** start **

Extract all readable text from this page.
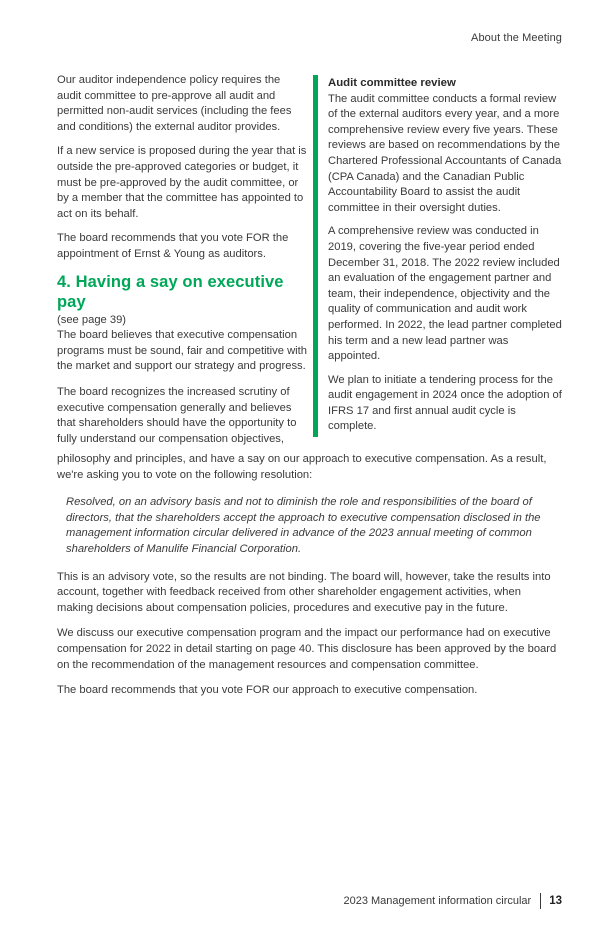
About the Meeting

Our auditor independence policy requires the audit committee to pre-approve all audit and permitted non-audit services (including the fees and conditions) the external auditor provides.

If a new service is proposed during the year that is outside the pre-approved categories or budget, it must be pre-approved by the audit committee, or by a member that the committee has appointed to act on its behalf.

The board recommends that you vote FOR the appointment of Ernst & Young as auditors.

4. Having a say on executive pay
(see page 39)

The board believes that executive compensation programs must be sound, fair and competitive with the market and support our strategy and progress.

The board recognizes the increased scrutiny of executive compensation generally and believes that shareholders should have the opportunity to fully understand our compensation objectives,

Audit committee review

The audit committee conducts a formal review of the external auditors every year, and a more comprehensive review every five years. These reviews are based on recommendations by the Chartered Professional Accountants of Canada (CPA Canada) and the Canadian Public Accountability Board to assist the audit committee in their oversight duties.

A comprehensive review was conducted in 2019, covering the five-year period ended December 31, 2018. The 2022 review included an evaluation of the engagement partner and team, their independence, objectivity and the quality of communication and audit work performed. In 2022, the lead partner completed his term and a new lead partner was appointed.

We plan to initiate a tendering process for the audit engagement in 2024 once the adoption of IFRS 17 and first annual audit cycle is complete.

philosophy and principles, and have a say on our approach to executive compensation. As a result, we're asking you to vote on the following resolution:

Resolved, on an advisory basis and not to diminish the role and responsibilities of the board of directors, that the shareholders accept the approach to executive compensation disclosed in the management information circular delivered in advance of the 2023 annual meeting of common shareholders of Manulife Financial Corporation.

This is an advisory vote, so the results are not binding. The board will, however, take the results into account, together with feedback received from other shareholder engagement activities, when making decisions about compensation policies, procedures and executive pay in the future.

We discuss our executive compensation program and the impact our performance had on executive compensation for 2022 in detail starting on page 40. This disclosure has been approved by the board on the recommendation of the management resources and compensation committee.

The board recommends that you vote FOR our approach to executive compensation.

2023 Management information circular 13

** end **

Problem requirements » Every line in the data above that contains "their" needs to be copied.

Final result »
The audit committee conducts a formal review of the external auditors every year, and a more comprehensive review every five years. These reviews are based on recommendations by the Chartered Professional Accountants of Canada (CPA Canada) and the Canadian Public Accountability Board to assist the audit committee in their oversight duties.
A comprehensive review was conducted in 2019, covering the five-year period ended December 31, 2018. The 2022 review included an evaluation of the engagement partner and team, their independence, objectivity and the quality of communication and audit work performed. In 2022, the lead partner completed his term and a new lead partner was appointed.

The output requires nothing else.